# Start of Records for the task

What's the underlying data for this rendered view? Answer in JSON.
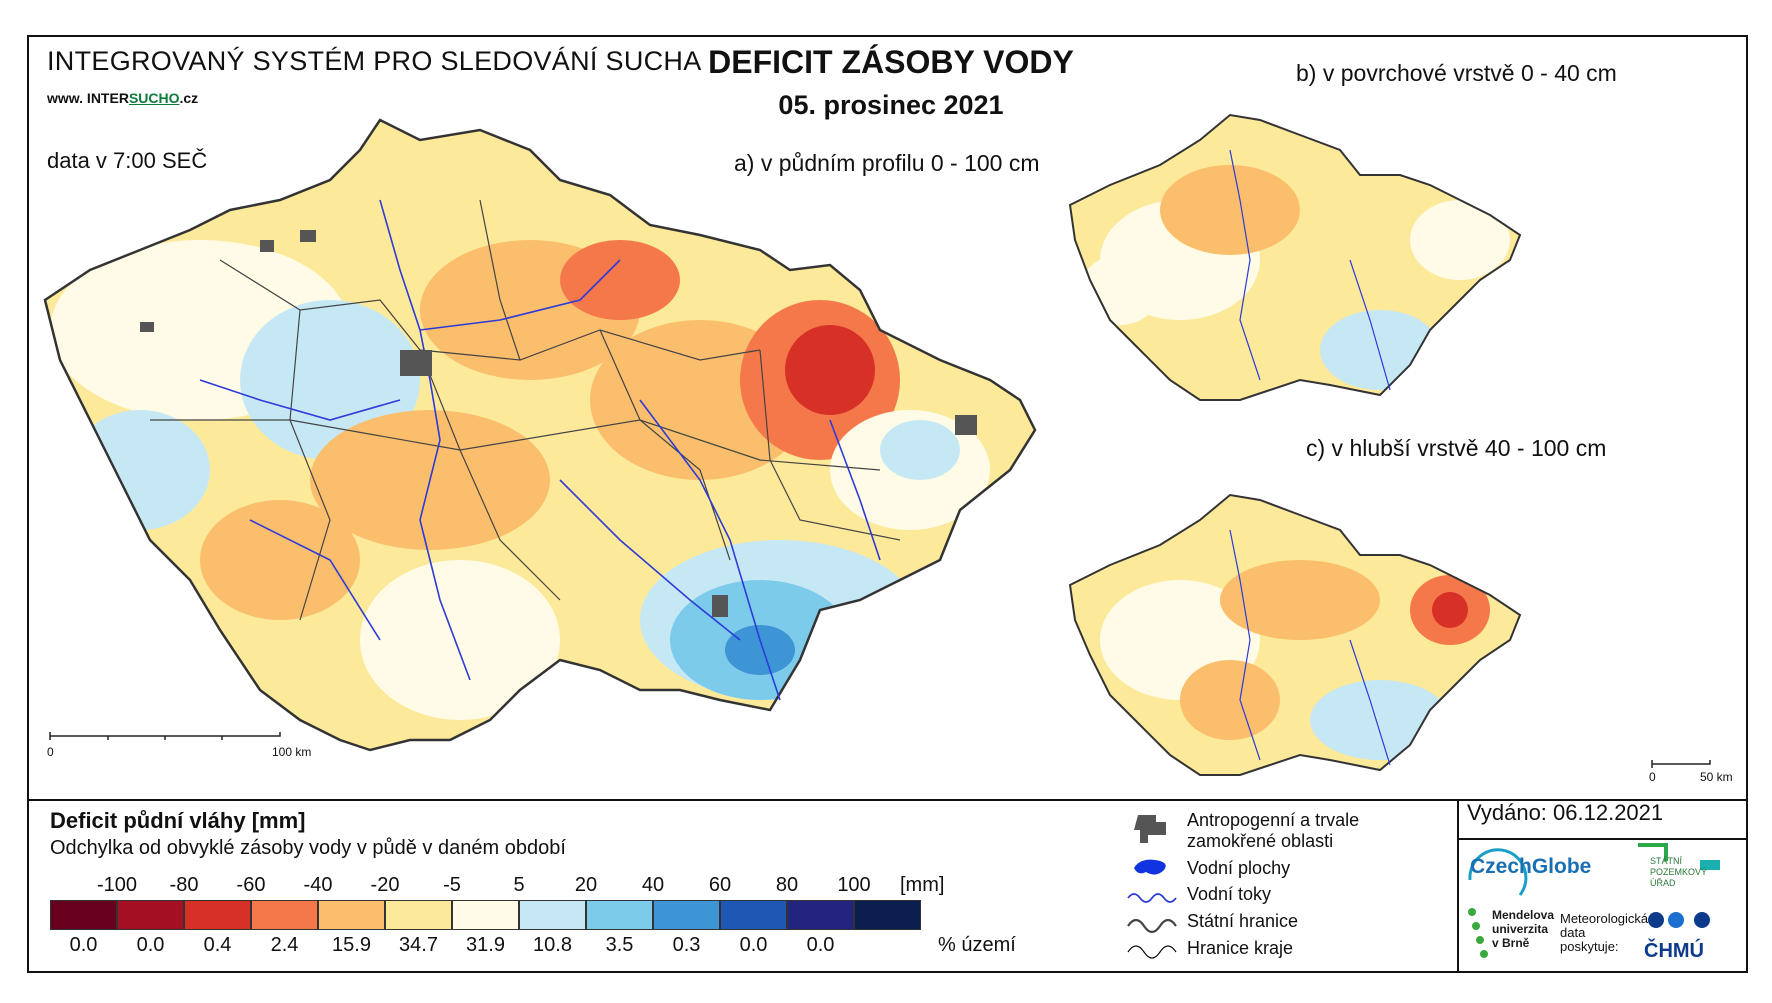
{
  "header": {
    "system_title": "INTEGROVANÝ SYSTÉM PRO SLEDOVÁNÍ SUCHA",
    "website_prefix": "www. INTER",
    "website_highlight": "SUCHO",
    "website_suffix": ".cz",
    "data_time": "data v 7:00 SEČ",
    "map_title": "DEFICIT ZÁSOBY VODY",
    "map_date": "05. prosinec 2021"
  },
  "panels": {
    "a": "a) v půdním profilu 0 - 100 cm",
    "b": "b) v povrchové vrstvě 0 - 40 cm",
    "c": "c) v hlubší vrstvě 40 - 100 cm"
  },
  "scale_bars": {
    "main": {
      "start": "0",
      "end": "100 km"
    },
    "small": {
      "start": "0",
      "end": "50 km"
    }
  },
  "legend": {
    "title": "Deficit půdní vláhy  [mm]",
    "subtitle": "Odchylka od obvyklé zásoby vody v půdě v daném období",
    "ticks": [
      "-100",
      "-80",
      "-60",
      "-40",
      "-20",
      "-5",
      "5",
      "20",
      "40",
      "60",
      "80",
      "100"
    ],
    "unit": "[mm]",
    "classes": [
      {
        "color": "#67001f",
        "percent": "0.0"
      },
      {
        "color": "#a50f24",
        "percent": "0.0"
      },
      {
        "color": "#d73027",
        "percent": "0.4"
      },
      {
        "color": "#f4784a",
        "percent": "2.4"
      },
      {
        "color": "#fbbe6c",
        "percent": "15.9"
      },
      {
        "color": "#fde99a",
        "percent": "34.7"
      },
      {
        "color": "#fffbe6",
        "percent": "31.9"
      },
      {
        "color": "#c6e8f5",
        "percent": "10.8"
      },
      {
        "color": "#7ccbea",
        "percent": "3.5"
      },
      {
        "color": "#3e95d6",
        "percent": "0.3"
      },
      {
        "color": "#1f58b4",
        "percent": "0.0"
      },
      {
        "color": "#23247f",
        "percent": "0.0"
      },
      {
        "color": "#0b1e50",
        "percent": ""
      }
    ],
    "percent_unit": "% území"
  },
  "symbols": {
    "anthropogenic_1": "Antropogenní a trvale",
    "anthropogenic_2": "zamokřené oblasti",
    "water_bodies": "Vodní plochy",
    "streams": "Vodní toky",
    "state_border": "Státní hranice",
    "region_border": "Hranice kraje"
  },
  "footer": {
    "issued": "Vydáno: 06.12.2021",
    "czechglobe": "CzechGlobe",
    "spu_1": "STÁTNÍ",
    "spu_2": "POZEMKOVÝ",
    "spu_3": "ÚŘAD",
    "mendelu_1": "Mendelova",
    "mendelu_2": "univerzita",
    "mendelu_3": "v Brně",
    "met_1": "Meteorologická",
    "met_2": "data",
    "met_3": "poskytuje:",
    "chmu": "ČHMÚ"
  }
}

# End of Records for the task

→ Task goal
Your task is to transcribe all of the records precisely, with no images included.

→ Written reply
What's the underlying data for this rendered view? Answer in JSON.
{
  "header": {
    "system_title": "INTEGROVANÝ SYSTÉM PRO SLEDOVÁNÍ SUCHA",
    "website_prefix": "www. INTER",
    "website_highlight": "SUCHO",
    "website_suffix": ".cz",
    "data_time": "data v 7:00 SEČ",
    "map_title": "DEFICIT ZÁSOBY VODY",
    "map_date": "05. prosinec 2021"
  },
  "panels": {
    "a": "a) v půdním profilu 0 - 100 cm",
    "b": "b) v povrchové vrstvě 0 - 40 cm",
    "c": "c) v hlubší vrstvě 40 - 100 cm"
  },
  "scale_bars": {
    "main": {
      "start": "0",
      "end": "100 km"
    },
    "small": {
      "start": "0",
      "end": "50 km"
    }
  },
  "legend": {
    "title": "Deficit půdní vláhy  [mm]",
    "subtitle": "Odchylka od obvyklé zásoby vody v půdě v daném období",
    "ticks": [
      "-100",
      "-80",
      "-60",
      "-40",
      "-20",
      "-5",
      "5",
      "20",
      "40",
      "60",
      "80",
      "100"
    ],
    "unit": "[mm]",
    "classes": [
      {
        "color": "#67001f",
        "percent": "0.0"
      },
      {
        "color": "#a50f24",
        "percent": "0.0"
      },
      {
        "color": "#d73027",
        "percent": "0.4"
      },
      {
        "color": "#f4784a",
        "percent": "2.4"
      },
      {
        "color": "#fbbe6c",
        "percent": "15.9"
      },
      {
        "color": "#fde99a",
        "percent": "34.7"
      },
      {
        "color": "#fffbe6",
        "percent": "31.9"
      },
      {
        "color": "#c6e8f5",
        "percent": "10.8"
      },
      {
        "color": "#7ccbea",
        "percent": "3.5"
      },
      {
        "color": "#3e95d6",
        "percent": "0.3"
      },
      {
        "color": "#1f58b4",
        "percent": "0.0"
      },
      {
        "color": "#23247f",
        "percent": "0.0"
      },
      {
        "color": "#0b1e50",
        "percent": ""
      }
    ],
    "percent_unit": "% území"
  },
  "symbols": {
    "anthropogenic_1": "Antropogenní a trvale",
    "anthropogenic_2": "zamokřené oblasti",
    "water_bodies": "Vodní plochy",
    "streams": "Vodní toky",
    "state_border": "Státní hranice",
    "region_border": "Hranice kraje"
  },
  "footer": {
    "issued": "Vydáno: 06.12.2021",
    "czechglobe": "CzechGlobe",
    "spu_1": "STÁTNÍ",
    "spu_2": "POZEMKOVÝ",
    "spu_3": "ÚŘAD",
    "mendelu_1": "Mendelova",
    "mendelu_2": "univerzita",
    "mendelu_3": "v Brně",
    "met_1": "Meteorologická",
    "met_2": "data",
    "met_3": "poskytuje:",
    "chmu": "ČHMÚ"
  }
}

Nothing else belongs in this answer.